## Aim of the task:
Reproduce the data exactly and drop any pictures it holds.

## Records to process:

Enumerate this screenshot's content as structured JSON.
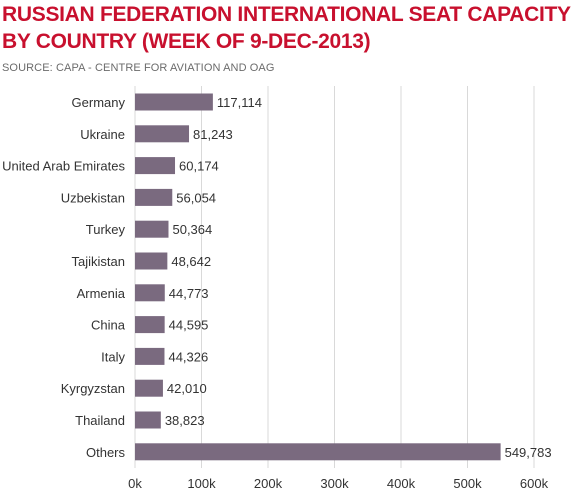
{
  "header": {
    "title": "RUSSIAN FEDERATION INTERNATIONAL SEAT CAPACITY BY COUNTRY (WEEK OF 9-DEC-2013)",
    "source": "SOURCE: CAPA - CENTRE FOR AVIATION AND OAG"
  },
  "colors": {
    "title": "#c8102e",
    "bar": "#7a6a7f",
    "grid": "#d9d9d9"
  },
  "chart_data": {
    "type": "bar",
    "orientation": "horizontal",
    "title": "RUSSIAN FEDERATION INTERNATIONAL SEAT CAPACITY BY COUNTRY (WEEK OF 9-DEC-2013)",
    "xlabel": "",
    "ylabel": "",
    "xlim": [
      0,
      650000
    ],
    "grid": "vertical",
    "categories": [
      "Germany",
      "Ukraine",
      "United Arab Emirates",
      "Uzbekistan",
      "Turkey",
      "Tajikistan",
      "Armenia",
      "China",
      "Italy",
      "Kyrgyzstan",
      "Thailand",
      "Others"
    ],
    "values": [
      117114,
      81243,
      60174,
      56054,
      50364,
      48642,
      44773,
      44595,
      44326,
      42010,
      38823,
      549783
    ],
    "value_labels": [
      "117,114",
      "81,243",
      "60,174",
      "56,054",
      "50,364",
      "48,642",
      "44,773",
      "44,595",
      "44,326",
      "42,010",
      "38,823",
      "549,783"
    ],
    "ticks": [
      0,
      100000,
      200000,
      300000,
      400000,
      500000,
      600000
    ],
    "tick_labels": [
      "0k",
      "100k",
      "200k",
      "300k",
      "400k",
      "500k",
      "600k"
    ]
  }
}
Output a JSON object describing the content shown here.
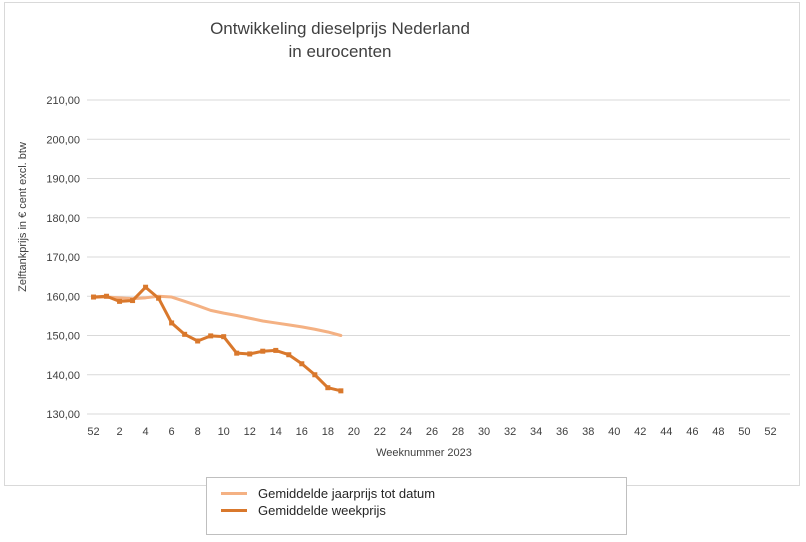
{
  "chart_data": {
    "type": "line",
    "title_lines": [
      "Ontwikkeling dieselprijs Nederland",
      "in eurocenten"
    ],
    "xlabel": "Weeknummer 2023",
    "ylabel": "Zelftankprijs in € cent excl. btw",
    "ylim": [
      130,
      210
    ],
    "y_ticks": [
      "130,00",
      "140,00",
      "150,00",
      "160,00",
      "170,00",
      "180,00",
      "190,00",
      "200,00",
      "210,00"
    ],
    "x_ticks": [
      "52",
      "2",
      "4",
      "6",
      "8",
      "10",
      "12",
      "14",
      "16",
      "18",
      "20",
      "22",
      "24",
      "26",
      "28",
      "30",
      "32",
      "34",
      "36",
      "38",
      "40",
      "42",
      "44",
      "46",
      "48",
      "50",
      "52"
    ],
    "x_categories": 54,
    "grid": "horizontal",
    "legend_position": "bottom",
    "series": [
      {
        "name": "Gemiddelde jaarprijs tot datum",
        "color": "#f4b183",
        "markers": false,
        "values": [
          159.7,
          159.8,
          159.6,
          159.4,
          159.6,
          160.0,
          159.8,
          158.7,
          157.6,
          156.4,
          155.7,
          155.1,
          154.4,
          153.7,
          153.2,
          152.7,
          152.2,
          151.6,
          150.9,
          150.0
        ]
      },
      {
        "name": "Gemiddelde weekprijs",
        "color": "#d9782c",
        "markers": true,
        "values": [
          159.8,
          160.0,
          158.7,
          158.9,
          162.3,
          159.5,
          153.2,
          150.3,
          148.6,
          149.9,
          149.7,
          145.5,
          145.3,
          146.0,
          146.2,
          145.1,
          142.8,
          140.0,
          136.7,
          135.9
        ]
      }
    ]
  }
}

## Completed exercise:
Enumerate this screenshot's content as structured JSON.
{
  "header": {
    "title": "RUSSIAN FEDERATION INTERNATIONAL SEAT CAPACITY BY COUNTRY (WEEK OF 9-DEC-2013)",
    "source": "SOURCE: CAPA - CENTRE FOR AVIATION AND OAG"
  },
  "colors": {
    "title": "#c8102e",
    "bar": "#7a6a7f",
    "grid": "#d9d9d9"
  },
  "chart_data": {
    "type": "bar",
    "orientation": "horizontal",
    "title": "RUSSIAN FEDERATION INTERNATIONAL SEAT CAPACITY BY COUNTRY (WEEK OF 9-DEC-2013)",
    "xlabel": "",
    "ylabel": "",
    "xlim": [
      0,
      650000
    ],
    "grid": "vertical",
    "categories": [
      "Germany",
      "Ukraine",
      "United Arab Emirates",
      "Uzbekistan",
      "Turkey",
      "Tajikistan",
      "Armenia",
      "China",
      "Italy",
      "Kyrgyzstan",
      "Thailand",
      "Others"
    ],
    "values": [
      117114,
      81243,
      60174,
      56054,
      50364,
      48642,
      44773,
      44595,
      44326,
      42010,
      38823,
      549783
    ],
    "value_labels": [
      "117,114",
      "81,243",
      "60,174",
      "56,054",
      "50,364",
      "48,642",
      "44,773",
      "44,595",
      "44,326",
      "42,010",
      "38,823",
      "549,783"
    ],
    "ticks": [
      0,
      100000,
      200000,
      300000,
      400000,
      500000,
      600000
    ],
    "tick_labels": [
      "0k",
      "100k",
      "200k",
      "300k",
      "400k",
      "500k",
      "600k"
    ]
  }
}
Output a JSON object describing the content shown here.
{
  "chart_data": {
    "type": "line",
    "title_lines": [
      "Ontwikkeling dieselprijs Nederland",
      "in eurocenten"
    ],
    "xlabel": "Weeknummer 2023",
    "ylabel": "Zelftankprijs in € cent excl. btw",
    "ylim": [
      130,
      210
    ],
    "y_ticks": [
      "130,00",
      "140,00",
      "150,00",
      "160,00",
      "170,00",
      "180,00",
      "190,00",
      "200,00",
      "210,00"
    ],
    "x_ticks": [
      "52",
      "2",
      "4",
      "6",
      "8",
      "10",
      "12",
      "14",
      "16",
      "18",
      "20",
      "22",
      "24",
      "26",
      "28",
      "30",
      "32",
      "34",
      "36",
      "38",
      "40",
      "42",
      "44",
      "46",
      "48",
      "50",
      "52"
    ],
    "x_categories": 54,
    "grid": "horizontal",
    "legend_position": "bottom",
    "series": [
      {
        "name": "Gemiddelde jaarprijs tot datum",
        "color": "#f4b183",
        "markers": false,
        "values": [
          159.7,
          159.8,
          159.6,
          159.4,
          159.6,
          160.0,
          159.8,
          158.7,
          157.6,
          156.4,
          155.7,
          155.1,
          154.4,
          153.7,
          153.2,
          152.7,
          152.2,
          151.6,
          150.9,
          150.0
        ]
      },
      {
        "name": "Gemiddelde weekprijs",
        "color": "#d9782c",
        "markers": true,
        "values": [
          159.8,
          160.0,
          158.7,
          158.9,
          162.3,
          159.5,
          153.2,
          150.3,
          148.6,
          149.9,
          149.7,
          145.5,
          145.3,
          146.0,
          146.2,
          145.1,
          142.8,
          140.0,
          136.7,
          135.9
        ]
      }
    ]
  }
}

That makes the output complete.